DATA EXCERPTS –
....

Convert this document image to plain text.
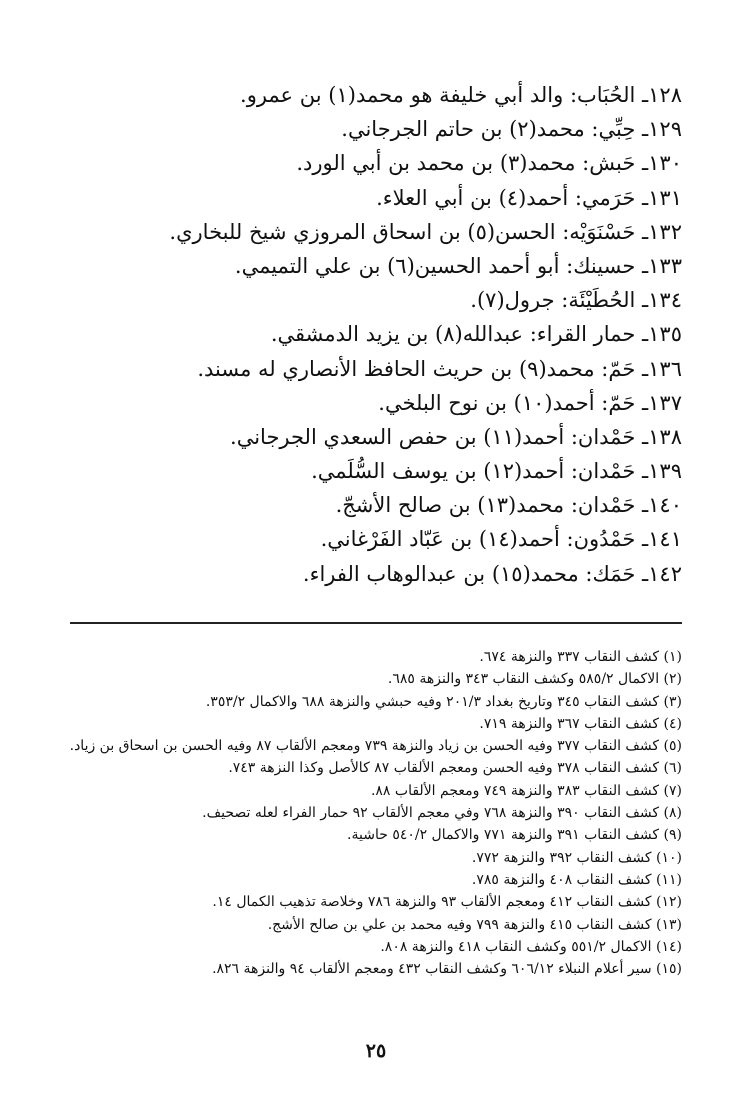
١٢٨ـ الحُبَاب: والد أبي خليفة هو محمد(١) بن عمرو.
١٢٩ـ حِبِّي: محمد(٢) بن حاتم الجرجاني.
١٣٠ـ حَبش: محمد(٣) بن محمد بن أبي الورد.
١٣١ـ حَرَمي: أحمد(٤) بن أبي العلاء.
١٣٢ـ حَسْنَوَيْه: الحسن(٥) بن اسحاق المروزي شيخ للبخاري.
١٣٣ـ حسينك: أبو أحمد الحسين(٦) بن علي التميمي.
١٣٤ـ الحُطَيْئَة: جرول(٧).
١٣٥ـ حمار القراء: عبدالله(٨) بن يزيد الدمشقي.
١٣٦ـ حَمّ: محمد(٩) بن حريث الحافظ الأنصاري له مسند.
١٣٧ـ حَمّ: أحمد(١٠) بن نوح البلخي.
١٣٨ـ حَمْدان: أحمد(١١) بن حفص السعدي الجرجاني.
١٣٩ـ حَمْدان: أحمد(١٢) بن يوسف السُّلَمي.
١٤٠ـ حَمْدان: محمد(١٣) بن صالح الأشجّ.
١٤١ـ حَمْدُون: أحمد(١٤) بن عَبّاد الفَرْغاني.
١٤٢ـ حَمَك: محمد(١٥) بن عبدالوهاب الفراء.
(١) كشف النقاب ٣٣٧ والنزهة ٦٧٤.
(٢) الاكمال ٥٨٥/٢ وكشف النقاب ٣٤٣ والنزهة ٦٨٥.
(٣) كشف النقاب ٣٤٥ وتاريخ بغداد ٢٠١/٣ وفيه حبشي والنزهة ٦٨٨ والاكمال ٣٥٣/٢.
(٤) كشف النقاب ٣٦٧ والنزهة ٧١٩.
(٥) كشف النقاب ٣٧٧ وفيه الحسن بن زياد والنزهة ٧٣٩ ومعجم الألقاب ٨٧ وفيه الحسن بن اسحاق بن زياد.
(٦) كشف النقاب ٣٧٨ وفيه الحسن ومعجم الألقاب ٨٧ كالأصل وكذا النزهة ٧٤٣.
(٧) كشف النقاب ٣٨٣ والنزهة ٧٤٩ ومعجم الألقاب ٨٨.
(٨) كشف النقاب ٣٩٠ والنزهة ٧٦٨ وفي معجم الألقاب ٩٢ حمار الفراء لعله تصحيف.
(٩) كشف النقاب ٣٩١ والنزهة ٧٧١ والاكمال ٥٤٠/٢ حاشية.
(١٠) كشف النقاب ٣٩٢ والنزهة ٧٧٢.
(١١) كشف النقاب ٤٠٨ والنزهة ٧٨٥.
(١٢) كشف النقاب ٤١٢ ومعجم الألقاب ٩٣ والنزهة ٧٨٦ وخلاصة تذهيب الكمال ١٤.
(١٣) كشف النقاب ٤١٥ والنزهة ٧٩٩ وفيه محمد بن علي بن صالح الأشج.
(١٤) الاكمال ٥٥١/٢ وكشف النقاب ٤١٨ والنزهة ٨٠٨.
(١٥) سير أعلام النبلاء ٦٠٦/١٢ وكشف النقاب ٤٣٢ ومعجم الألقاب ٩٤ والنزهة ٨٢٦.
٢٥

....

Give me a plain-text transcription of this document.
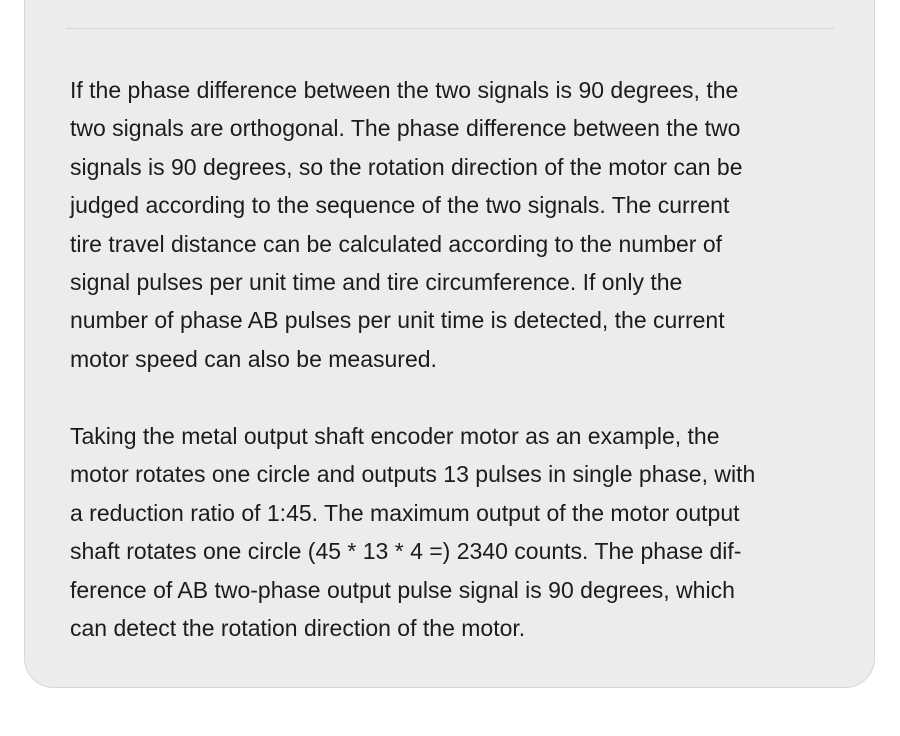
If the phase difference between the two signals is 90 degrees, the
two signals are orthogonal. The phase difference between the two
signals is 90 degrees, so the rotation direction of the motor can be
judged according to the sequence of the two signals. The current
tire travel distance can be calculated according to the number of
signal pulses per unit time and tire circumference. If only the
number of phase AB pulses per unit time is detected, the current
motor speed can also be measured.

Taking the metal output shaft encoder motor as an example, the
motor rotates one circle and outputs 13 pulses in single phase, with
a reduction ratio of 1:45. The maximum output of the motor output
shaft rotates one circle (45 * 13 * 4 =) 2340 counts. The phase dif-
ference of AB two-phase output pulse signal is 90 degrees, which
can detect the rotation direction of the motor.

....

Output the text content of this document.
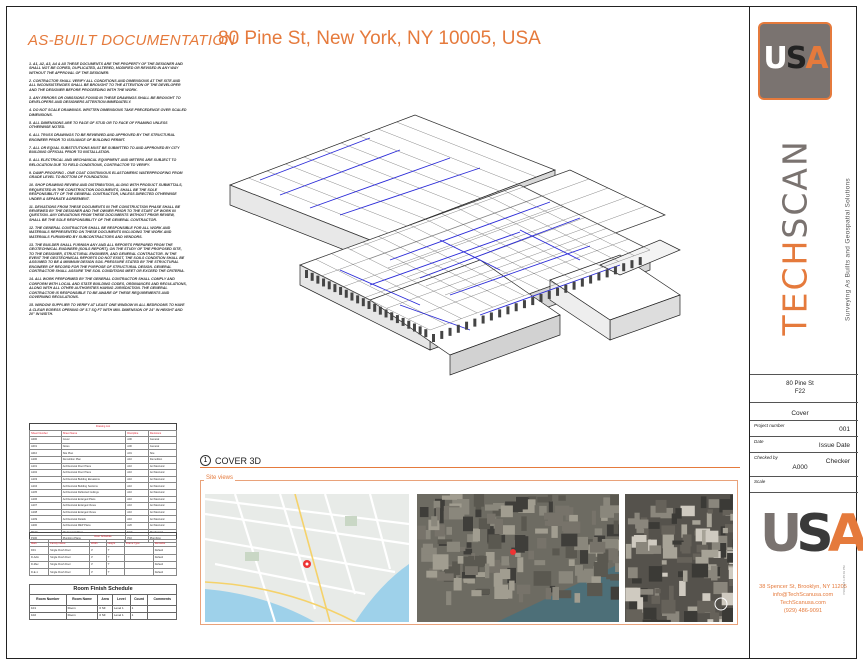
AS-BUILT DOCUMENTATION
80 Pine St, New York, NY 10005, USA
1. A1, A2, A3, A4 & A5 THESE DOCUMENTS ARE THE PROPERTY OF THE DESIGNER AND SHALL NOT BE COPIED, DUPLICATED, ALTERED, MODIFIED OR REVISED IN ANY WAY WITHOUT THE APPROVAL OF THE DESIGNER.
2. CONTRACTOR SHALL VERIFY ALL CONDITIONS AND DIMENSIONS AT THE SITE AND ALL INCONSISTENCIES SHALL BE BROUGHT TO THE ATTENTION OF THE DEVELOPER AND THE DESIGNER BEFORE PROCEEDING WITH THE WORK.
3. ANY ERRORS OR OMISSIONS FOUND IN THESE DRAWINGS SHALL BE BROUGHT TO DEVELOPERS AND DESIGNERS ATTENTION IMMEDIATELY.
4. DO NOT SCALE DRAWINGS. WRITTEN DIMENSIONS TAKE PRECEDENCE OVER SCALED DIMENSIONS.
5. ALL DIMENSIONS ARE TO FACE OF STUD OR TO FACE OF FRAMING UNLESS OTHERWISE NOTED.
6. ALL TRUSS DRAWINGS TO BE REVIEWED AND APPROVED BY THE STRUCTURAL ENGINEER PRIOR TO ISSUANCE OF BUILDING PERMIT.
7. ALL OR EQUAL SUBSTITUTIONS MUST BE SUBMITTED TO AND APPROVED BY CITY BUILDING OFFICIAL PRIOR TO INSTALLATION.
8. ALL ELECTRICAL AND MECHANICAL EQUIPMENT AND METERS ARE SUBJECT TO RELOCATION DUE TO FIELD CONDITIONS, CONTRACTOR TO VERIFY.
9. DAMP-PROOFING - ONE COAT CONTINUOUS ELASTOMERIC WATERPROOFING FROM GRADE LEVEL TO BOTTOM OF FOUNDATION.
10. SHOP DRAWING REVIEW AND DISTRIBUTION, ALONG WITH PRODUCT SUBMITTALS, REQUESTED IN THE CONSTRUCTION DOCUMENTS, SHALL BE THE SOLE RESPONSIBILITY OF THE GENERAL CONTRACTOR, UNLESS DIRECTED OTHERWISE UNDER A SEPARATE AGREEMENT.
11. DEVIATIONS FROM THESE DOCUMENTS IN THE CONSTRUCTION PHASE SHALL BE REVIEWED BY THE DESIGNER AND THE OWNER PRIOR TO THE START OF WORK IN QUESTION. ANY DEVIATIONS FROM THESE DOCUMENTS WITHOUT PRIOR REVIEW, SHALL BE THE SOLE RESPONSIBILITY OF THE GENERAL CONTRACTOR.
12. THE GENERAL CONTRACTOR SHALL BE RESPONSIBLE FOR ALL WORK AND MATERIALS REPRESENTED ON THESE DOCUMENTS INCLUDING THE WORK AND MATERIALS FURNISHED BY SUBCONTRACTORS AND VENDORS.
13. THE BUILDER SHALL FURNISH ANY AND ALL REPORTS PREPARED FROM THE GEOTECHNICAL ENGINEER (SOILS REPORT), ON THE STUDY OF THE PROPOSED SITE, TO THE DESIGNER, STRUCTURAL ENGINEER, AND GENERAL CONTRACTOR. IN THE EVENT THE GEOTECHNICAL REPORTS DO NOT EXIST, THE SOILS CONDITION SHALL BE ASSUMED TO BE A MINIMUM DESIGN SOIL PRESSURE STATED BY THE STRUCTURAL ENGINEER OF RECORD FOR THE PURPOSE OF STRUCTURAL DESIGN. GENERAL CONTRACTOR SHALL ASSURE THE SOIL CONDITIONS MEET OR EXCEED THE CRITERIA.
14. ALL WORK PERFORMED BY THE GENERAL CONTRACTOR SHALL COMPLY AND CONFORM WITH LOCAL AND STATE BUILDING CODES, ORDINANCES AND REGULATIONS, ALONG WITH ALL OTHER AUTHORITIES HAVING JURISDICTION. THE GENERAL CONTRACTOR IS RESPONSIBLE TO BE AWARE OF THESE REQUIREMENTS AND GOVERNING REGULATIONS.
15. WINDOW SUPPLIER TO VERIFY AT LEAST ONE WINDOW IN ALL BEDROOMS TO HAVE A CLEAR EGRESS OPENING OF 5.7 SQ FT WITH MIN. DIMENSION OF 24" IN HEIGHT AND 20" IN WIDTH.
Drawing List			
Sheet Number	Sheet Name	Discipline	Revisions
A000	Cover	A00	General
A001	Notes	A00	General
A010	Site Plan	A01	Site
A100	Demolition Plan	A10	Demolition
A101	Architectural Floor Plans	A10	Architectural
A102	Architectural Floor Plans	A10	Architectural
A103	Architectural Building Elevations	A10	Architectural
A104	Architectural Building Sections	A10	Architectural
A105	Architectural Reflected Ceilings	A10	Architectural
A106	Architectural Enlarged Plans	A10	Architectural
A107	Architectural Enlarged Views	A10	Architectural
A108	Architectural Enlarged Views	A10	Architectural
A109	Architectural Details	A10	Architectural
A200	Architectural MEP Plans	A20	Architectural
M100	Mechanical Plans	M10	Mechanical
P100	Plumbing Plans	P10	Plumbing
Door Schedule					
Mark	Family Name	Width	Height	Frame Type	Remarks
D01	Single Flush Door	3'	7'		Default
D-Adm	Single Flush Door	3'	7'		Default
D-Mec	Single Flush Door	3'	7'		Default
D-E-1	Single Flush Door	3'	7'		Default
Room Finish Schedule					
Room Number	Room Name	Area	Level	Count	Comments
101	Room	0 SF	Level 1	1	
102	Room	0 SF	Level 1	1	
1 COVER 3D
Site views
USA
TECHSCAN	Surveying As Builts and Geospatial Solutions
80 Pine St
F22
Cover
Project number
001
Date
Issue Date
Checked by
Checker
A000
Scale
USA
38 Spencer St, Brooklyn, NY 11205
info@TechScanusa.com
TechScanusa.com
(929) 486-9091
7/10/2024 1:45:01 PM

....

DO THIS – Give the count of lines holding the word "between", with no other words.

RESPONSE – 2